[Given problem 1]:
Duplicate the records from the line containing "I need the location" through the line containing "footer-heading: Anschrift: <box>68", keeping every line unchanged and including both end lines.

Did the audience come to see Karisma Kapoor and Nana Patekar battling it out as Bahu and Sasurji. Or had they come for Paro and Devdas doing an ‘Ishq kamina’? Itne sarey kamine hain iss film mein, kiss kiss ko dekhoon?

Savagery tumbles out of this handsomely mounted stallion of a movie like horses bolting into the race track on a scorching Sunday afternoon. There’s no respite from the brutality till the very end. And we wonder, what kind of a tortured mind would devise so many ways of tormenting a hapless NRI woman who’s suddenly and shockingly plunged into the vortex of feudal warfare in a North Indian state.

Vamsi ‘s basic plotline about a young woman’s fight to extricate her child from her radical in-laws’ clutches is derived from Brian Gilbert’s Not Without My Daughter where Sally Field played a US housewife who discovers a veritable nightmare in her husband’s Iranian lifestyle.

Vamsi transposes the violence of Islamic fundamentalism to a strange no-man’s land in India. We are led to believe that the savage heartland (or should that be heartless-land?) where Nandini (Karisma Kapoor) plays out her brutal nemesis is situated in North Bihar. The characters speak a hybridized mix of Aawadhi, Bhojpuri and Hindi. But the sandy ladscape is obviously Rajasthan.

Obviously, the debutant director wants to prettify Nandini’s petrifying predicament to manageable milieu exuding passionate fury. The swirling ghagras, the bright shining cholis, the ritualistic pooja thaalis, havans animal sacrifices and the blazing bucolic banditry makes an extremely heady vista of overpowering visuals.

[Given problem 2]:
In the film review, why does the reviewer doubt that the story really takes place in North Bihar? Answer in one to three sentences.

[Supplied material]:
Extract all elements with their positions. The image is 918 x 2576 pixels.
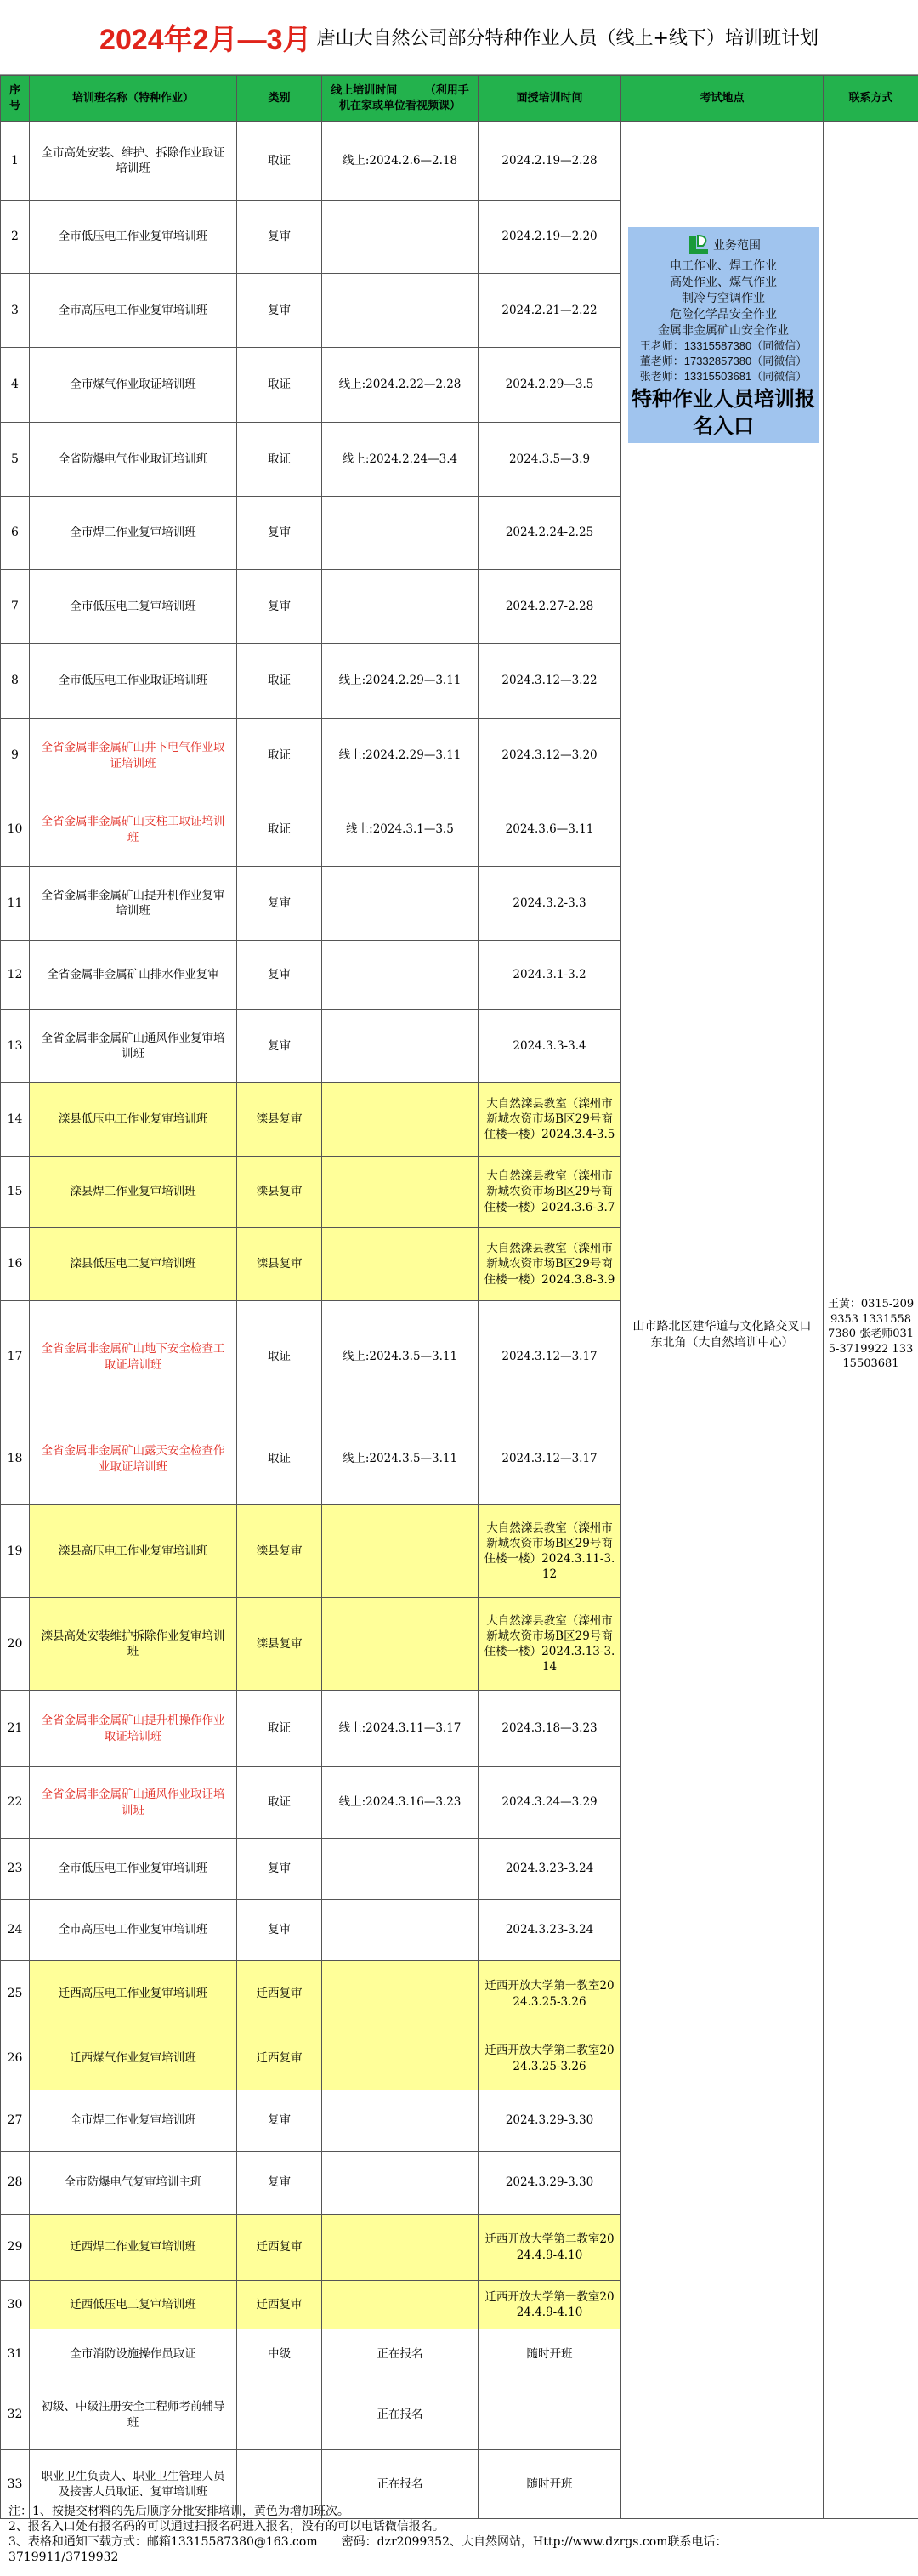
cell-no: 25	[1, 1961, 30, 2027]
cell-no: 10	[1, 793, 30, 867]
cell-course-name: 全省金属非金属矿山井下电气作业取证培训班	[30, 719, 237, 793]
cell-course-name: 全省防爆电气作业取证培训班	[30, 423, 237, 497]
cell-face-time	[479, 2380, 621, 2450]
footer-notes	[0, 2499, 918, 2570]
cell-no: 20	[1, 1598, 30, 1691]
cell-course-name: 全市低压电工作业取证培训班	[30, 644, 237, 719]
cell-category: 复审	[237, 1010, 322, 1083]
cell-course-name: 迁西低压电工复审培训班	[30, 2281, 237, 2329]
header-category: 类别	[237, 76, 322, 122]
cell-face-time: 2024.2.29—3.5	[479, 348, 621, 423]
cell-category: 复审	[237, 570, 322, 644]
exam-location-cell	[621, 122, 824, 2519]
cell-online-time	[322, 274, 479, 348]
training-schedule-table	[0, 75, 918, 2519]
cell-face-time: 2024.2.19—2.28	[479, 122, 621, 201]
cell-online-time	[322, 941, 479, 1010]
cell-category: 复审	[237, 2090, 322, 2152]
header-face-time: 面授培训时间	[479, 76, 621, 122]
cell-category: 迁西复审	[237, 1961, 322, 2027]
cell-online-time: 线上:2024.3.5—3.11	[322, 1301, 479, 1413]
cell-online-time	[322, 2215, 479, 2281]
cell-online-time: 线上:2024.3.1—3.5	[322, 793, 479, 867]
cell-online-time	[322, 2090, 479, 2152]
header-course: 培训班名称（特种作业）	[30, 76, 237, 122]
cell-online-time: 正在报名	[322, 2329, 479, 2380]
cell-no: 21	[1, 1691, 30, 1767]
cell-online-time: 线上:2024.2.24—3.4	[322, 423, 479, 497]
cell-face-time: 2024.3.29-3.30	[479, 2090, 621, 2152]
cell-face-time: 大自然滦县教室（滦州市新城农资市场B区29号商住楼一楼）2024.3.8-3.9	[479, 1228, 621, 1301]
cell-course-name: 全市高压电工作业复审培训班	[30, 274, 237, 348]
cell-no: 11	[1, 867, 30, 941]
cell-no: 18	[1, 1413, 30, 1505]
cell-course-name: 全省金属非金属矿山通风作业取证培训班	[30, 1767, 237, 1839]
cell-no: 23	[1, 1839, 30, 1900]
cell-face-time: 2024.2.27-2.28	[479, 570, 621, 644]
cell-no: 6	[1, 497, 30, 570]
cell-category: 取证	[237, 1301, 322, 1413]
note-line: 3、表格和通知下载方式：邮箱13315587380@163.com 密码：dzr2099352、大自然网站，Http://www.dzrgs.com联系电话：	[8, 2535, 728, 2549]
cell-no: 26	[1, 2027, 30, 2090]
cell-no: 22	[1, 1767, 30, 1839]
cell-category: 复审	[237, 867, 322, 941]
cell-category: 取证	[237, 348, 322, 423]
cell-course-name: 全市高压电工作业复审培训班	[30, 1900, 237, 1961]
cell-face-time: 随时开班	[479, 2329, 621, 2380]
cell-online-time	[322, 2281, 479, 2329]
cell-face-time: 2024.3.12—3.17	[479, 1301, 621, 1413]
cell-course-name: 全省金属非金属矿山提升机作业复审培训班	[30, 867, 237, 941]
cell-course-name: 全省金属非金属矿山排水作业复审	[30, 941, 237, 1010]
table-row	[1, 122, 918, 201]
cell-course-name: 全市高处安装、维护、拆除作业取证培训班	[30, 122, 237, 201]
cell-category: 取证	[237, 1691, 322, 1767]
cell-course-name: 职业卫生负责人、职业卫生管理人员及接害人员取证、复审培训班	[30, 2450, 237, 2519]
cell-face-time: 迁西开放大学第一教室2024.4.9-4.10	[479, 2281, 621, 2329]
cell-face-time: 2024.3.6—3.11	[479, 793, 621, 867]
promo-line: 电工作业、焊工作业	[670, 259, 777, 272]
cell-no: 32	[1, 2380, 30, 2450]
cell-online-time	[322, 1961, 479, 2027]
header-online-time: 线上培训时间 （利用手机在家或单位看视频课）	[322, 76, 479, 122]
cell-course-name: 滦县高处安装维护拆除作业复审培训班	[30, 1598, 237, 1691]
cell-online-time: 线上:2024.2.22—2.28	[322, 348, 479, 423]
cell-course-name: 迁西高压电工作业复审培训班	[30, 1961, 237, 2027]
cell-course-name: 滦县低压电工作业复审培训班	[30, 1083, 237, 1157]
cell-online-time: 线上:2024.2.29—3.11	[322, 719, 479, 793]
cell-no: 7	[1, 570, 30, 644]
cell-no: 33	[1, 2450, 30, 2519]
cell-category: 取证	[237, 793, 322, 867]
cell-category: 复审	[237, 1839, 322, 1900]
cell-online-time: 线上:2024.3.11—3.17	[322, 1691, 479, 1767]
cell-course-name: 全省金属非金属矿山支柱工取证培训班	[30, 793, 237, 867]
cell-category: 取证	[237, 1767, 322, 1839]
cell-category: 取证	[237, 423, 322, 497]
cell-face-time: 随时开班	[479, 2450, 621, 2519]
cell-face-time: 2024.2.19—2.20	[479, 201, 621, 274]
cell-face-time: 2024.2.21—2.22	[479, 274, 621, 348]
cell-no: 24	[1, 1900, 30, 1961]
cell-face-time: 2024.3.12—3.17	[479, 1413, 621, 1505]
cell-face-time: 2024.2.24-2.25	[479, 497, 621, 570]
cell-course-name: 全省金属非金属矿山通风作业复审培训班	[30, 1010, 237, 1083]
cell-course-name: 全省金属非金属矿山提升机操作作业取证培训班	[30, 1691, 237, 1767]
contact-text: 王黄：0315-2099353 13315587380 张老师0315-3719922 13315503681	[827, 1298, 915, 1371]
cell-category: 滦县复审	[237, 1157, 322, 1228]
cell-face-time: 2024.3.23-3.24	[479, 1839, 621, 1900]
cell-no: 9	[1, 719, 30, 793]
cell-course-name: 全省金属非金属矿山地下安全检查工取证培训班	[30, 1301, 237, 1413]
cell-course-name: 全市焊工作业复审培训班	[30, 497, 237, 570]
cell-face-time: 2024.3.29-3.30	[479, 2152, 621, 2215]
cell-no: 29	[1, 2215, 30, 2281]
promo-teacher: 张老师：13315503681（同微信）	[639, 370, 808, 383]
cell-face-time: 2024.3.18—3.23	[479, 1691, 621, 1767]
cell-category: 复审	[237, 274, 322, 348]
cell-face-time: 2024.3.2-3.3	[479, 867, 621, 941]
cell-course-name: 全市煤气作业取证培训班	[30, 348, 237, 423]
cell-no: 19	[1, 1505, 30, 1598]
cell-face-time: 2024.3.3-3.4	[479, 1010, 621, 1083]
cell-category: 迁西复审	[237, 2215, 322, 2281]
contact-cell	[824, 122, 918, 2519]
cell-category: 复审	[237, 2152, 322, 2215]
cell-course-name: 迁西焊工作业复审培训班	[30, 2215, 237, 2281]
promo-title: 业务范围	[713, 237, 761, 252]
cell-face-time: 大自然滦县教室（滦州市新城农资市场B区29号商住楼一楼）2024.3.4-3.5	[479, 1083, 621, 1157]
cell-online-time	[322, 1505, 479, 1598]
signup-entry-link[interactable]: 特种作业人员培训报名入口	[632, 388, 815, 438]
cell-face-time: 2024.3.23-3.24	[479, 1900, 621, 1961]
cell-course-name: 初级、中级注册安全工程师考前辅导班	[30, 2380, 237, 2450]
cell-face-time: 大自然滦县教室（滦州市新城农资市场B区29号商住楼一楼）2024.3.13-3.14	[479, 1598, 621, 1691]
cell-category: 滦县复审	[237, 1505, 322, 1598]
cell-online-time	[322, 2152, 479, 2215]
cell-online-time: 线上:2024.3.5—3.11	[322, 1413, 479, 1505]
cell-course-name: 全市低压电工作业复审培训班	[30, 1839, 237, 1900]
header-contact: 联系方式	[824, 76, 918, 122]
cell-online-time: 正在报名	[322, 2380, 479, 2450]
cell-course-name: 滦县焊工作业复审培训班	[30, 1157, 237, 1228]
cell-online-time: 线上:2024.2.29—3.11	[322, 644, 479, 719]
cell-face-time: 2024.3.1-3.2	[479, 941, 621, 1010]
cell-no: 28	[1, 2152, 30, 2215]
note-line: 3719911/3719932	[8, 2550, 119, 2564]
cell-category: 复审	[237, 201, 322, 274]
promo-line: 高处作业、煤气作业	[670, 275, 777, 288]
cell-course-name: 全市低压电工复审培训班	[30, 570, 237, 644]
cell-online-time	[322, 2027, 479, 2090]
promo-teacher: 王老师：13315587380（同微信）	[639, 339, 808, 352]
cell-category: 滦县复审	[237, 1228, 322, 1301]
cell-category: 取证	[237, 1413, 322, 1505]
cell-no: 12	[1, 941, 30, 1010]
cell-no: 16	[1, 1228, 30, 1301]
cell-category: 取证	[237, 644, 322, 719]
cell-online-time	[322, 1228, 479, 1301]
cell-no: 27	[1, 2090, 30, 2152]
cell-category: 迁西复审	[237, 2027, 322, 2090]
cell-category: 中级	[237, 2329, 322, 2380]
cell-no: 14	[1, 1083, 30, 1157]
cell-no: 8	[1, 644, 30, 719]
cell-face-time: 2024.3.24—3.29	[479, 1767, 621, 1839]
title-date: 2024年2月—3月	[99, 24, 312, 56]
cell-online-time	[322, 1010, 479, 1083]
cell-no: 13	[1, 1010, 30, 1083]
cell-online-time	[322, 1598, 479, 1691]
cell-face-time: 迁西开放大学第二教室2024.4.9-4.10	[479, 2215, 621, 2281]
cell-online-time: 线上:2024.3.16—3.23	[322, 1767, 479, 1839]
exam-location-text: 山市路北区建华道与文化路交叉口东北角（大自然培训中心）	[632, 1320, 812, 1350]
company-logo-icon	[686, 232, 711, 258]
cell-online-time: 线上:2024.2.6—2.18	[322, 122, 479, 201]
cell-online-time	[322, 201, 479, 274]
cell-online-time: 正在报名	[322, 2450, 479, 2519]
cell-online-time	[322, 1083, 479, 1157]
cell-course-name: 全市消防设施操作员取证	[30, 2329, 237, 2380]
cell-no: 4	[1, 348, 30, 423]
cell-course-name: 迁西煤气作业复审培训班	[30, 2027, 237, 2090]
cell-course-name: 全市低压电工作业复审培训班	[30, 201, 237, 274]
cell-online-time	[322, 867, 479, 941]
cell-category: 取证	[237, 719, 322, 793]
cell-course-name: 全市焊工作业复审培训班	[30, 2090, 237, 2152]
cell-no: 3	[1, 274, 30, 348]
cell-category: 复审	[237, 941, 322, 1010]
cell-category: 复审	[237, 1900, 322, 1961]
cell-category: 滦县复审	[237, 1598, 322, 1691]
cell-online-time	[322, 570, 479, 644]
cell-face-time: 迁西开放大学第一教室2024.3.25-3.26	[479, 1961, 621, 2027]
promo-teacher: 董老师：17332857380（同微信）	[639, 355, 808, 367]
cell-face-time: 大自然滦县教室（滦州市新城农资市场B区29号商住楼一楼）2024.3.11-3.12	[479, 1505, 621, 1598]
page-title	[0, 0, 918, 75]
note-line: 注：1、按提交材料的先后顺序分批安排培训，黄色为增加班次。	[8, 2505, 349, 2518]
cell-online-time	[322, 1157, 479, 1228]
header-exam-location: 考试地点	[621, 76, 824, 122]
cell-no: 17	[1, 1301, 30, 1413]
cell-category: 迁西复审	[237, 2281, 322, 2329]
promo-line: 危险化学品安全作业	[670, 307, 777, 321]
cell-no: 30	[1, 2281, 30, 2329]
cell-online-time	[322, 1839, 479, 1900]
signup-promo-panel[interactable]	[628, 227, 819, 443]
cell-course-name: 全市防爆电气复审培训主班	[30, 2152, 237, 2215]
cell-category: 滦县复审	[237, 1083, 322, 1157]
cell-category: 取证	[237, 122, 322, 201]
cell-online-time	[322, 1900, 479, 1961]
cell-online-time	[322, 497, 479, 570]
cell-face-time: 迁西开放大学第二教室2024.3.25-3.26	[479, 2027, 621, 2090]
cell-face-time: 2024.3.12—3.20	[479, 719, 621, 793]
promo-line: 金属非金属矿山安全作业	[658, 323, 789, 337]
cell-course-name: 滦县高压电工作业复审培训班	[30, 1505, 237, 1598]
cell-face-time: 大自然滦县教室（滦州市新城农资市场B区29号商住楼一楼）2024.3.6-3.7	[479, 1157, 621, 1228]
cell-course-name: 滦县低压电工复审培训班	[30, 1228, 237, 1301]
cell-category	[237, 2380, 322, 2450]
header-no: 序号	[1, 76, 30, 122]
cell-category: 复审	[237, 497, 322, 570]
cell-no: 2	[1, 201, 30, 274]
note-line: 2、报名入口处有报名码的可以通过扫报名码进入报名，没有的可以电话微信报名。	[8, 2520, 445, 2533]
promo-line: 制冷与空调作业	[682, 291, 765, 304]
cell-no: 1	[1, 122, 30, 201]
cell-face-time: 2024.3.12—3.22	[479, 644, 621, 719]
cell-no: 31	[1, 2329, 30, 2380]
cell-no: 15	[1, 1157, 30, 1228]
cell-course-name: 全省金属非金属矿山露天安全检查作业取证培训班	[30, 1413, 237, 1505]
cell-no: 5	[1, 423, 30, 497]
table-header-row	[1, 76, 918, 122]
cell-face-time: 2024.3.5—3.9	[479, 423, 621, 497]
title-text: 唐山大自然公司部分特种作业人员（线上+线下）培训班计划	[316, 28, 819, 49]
* * *
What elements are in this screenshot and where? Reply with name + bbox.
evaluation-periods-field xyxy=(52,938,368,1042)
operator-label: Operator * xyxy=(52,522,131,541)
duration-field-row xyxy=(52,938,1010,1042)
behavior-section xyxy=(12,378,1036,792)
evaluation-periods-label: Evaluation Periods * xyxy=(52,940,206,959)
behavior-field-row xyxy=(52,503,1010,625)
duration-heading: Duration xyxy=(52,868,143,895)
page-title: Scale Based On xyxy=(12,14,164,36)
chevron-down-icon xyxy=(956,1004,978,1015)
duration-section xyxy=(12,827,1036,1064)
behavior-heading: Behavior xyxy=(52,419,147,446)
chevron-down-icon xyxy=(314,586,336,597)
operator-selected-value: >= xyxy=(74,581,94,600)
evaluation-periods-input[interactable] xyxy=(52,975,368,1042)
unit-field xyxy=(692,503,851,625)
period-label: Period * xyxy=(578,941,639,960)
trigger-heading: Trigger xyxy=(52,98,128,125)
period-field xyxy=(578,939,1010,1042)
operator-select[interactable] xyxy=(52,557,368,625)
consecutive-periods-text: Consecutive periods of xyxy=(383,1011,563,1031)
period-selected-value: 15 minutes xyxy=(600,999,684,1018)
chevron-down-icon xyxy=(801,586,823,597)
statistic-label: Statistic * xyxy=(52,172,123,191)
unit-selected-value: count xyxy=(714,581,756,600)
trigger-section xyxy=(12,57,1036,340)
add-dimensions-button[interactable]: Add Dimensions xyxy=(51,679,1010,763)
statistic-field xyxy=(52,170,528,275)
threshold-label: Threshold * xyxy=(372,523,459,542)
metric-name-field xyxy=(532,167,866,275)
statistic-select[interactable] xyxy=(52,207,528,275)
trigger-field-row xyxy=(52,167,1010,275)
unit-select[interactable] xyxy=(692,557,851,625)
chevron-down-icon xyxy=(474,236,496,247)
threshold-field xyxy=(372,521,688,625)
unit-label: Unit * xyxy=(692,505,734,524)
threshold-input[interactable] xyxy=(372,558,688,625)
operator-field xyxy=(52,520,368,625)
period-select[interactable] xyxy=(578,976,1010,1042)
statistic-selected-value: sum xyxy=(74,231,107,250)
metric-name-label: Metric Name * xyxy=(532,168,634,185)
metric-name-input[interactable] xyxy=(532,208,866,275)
==
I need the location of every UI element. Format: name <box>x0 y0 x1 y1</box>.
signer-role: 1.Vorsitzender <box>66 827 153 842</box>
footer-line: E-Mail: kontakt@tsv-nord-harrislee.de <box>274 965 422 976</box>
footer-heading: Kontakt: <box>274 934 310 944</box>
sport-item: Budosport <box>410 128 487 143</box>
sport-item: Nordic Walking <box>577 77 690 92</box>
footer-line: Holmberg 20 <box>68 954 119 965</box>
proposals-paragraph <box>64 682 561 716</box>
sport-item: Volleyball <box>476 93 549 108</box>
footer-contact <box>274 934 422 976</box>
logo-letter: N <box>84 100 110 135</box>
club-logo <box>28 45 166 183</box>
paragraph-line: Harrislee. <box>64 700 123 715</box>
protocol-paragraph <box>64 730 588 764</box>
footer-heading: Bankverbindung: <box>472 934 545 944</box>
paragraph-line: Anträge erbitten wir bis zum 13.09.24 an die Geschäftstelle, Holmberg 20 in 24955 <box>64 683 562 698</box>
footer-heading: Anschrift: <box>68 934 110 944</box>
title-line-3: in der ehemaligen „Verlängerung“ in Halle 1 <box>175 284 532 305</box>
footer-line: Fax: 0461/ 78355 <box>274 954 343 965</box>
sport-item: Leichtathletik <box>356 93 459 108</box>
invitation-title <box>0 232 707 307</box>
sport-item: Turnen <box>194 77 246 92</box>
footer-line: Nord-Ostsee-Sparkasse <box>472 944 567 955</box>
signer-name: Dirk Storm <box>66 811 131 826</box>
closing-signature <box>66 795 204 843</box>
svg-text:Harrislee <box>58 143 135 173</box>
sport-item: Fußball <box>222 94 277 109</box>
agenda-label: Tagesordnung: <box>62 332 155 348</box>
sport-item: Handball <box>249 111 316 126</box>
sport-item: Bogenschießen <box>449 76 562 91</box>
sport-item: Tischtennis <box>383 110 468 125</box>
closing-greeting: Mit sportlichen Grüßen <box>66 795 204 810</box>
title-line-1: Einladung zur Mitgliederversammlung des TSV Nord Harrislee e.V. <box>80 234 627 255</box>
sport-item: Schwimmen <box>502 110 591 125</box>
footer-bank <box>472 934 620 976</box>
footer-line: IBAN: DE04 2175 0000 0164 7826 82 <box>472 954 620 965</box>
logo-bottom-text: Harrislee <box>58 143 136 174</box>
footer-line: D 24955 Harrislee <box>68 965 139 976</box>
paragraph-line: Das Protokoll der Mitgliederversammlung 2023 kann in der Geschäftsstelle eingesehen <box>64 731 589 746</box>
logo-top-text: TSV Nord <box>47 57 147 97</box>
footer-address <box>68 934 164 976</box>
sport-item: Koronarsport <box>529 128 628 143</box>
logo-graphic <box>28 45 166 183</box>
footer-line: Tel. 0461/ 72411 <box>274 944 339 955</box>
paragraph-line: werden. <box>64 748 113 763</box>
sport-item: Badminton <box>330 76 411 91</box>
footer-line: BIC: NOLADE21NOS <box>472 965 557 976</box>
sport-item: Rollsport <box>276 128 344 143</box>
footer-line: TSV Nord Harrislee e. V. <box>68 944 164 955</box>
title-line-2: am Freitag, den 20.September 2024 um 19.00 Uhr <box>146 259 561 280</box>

[Written solution 1]:
I need the location of every UI element. Format: name <box>x0 y0 x1 y1</box>.
signer-role: 1.Vorsitzender <box>66 827 153 842</box>
footer-line: E-Mail: kontakt@tsv-nord-harrislee.de <box>274 965 422 976</box>
footer-heading: Kontakt: <box>274 934 310 944</box>
sport-item: Budosport <box>410 128 487 143</box>
sport-item: Nordic Walking <box>577 77 690 92</box>
footer-line: Holmberg 20 <box>68 954 119 965</box>
proposals-paragraph <box>64 682 561 716</box>
sport-item: Volleyball <box>476 93 549 108</box>
footer-contact <box>274 934 422 976</box>
logo-letter: N <box>84 100 110 135</box>
club-logo <box>28 45 166 183</box>
paragraph-line: Harrislee. <box>64 700 123 715</box>
protocol-paragraph <box>64 730 588 764</box>
footer-heading: Bankverbindung: <box>472 934 545 944</box>
paragraph-line: Anträge erbitten wir bis zum 13.09.24 an die Geschäftstelle, Holmberg 20 in 24955 <box>64 683 562 698</box>
footer-heading: Anschrift: <box>68 934 110 944</box>

[Written solution 2]:
The film leads viewers to believe that Nandini's ordeal takes place in North Bihar. However, the reviewer points out that the sandy landscape on screen is obviously Rajasthan.